Reading text:
*-*-*
Speeches

BILLS; Higher Education Support Legislation Amendment (Student Loan Sustainability) Bill 2018; Second Reading

March 26, 2018

Mr HAYES (FowlerChief Opposition Whip) (17:55): I, too, would like to speak on the Higher Education Support Legislation Amendment (Student Loan Sustainability) Bill 2018. From the outset, I make it clear that Labor will be opposing this bill, and I also note the cacophony of voices opposite—all those rallying to support this piece of legislation! I just looked at the speaking list, and I noticed that of all those opposite they have only two members willing to come along and speak in support of the legislation.

This is an unfair piece of legislation and one that attacks students. It undermines the fairness and accessibility of Australia's higher education system. The bill is another example of the government's relentless attack on our universities, which are, no doubt, integral to the future of our nation. The bill also gives effect to a policy measure announced in the government's Mid-Year Economic and Fiscal Outlook. This is very, very short sighted. It is a package of $2.2 billion of cuts for universities—measures that represent the government's fourth attempt since coming into office to cut universities and make students pay more. Nevertheless, we heard the Turnbull government—and the Minister for Education and Training, in particular—boasting that these cuts will put our higher education system on a more sustainable and responsible path for the future.
*-*-*
Task instructions:
1. Name every political party, government, and ministerial office mentioned in the speech on the student loan bill.
2. Extend the speech on the student loan bill by writing the next paragraph in the speaker's voice.

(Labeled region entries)
*-*-*
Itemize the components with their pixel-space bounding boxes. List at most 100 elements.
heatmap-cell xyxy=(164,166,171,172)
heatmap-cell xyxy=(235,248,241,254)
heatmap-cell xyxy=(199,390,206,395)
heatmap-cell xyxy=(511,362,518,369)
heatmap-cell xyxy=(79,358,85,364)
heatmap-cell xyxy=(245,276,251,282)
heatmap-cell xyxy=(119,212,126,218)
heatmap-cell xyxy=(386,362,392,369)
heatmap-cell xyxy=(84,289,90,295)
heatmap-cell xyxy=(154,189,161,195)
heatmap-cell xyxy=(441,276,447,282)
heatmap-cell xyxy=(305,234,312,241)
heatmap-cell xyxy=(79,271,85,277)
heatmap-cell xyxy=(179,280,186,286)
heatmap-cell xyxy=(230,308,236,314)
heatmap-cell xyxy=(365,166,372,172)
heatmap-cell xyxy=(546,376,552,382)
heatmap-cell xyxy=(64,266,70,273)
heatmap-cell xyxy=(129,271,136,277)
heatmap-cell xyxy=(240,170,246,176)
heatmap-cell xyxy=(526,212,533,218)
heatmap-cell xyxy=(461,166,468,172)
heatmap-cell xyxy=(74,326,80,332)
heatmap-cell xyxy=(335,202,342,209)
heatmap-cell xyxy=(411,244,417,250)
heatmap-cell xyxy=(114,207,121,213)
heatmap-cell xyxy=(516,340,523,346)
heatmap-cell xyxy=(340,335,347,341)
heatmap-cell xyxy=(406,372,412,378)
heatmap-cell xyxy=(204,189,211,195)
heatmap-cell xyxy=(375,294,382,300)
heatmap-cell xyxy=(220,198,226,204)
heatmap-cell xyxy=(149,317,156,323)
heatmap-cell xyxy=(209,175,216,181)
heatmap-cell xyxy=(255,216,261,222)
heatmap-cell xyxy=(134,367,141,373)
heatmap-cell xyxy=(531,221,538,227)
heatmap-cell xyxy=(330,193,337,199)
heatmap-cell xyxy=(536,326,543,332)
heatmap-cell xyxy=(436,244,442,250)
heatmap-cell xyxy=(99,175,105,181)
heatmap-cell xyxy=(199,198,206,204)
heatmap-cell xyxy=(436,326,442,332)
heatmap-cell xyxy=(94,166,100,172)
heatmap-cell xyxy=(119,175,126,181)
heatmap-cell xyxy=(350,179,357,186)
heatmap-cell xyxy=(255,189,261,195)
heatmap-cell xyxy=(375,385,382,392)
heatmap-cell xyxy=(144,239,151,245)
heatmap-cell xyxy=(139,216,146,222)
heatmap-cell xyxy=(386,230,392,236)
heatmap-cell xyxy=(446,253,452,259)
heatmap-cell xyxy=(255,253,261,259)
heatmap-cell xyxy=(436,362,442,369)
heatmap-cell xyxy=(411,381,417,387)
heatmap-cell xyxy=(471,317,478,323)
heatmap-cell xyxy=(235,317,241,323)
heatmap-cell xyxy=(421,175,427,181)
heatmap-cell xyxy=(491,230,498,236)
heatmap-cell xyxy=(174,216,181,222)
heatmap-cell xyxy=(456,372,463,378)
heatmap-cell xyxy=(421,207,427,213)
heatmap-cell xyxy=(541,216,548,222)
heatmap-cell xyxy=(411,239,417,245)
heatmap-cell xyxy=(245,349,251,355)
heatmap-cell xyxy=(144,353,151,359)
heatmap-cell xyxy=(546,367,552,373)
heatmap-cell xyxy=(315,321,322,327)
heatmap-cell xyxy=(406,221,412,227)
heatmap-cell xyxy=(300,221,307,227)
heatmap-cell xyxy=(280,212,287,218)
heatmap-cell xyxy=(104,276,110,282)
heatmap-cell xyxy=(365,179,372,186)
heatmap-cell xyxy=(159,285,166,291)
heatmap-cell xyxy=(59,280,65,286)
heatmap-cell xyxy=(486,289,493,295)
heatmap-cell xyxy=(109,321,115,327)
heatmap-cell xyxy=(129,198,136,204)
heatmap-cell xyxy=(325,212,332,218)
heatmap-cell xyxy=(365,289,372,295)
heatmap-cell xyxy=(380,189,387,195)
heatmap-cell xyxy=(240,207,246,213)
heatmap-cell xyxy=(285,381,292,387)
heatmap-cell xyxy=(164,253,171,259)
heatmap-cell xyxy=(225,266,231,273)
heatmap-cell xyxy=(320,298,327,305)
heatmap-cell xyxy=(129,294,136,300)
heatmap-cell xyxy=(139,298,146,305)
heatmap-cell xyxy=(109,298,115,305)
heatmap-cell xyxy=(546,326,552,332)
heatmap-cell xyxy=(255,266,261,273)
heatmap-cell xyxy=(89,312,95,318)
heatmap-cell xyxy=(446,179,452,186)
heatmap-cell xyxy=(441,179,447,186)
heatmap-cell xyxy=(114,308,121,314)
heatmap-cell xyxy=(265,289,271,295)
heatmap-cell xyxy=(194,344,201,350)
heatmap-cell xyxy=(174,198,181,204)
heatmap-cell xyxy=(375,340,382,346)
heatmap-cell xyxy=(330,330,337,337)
*-*-*
Answers to the tasks:
1.
Labor
the Turnbull government
the Minister for Education and Training

2.
This is the same style of rhetoric that we heard when the government tried to introduce their original package of cuts in the 2017 budget. That was $3.8 billion of cuts to universities and an increase in student fees. Those measures were not passed by the Senate and they were not passed for a very, very good reason: they were bad policy. It seems nothing has changed. These were the biggest cuts to the sector proposed since the Howard government's horror 1996 budget. These cuts were accompanied by a number of poorly designed policies and thought bubbles, and that continues today. None of the ideas that the government have proposed were really about reform that would produce or promote enhancement of the sector, and the same can be said about those legislative measures proposed by the bill we are debating today.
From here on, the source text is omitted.